Collect each line of the entries that holds the string "Design".
Start
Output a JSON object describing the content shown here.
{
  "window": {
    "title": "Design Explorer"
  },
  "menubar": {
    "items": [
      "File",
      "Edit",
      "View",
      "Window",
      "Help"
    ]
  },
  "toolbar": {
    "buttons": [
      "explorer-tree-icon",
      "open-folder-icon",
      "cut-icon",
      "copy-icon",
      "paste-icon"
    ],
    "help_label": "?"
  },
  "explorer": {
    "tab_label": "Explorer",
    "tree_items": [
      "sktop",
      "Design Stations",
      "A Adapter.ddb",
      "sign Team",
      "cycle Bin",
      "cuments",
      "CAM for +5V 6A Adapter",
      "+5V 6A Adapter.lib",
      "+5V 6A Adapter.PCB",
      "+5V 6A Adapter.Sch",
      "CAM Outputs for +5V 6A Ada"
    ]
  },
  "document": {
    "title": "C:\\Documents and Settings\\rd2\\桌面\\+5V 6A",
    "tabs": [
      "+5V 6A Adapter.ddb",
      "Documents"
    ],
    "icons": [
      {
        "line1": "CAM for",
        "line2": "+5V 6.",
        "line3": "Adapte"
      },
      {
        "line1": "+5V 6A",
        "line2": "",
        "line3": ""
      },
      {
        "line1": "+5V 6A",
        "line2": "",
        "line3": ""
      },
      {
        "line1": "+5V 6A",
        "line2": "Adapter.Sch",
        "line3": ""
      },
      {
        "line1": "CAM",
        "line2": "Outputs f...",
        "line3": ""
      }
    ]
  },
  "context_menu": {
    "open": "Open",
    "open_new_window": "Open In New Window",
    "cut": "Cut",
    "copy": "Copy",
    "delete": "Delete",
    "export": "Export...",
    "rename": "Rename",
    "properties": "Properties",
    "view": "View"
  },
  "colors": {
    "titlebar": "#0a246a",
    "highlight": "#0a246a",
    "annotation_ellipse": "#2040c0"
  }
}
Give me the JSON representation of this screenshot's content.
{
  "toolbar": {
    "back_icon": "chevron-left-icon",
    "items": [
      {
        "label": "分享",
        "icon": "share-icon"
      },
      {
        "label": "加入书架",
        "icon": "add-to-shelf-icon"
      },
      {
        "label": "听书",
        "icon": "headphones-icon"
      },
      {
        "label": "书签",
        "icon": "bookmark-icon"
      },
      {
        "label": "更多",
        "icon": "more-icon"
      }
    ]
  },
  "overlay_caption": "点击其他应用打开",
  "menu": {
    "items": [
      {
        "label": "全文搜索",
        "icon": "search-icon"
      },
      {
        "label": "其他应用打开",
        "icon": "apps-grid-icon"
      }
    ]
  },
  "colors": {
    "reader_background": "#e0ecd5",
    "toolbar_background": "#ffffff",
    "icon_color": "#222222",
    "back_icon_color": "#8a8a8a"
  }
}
End
Complete output:
    "title": "Design Explorer"
      "Design Stations",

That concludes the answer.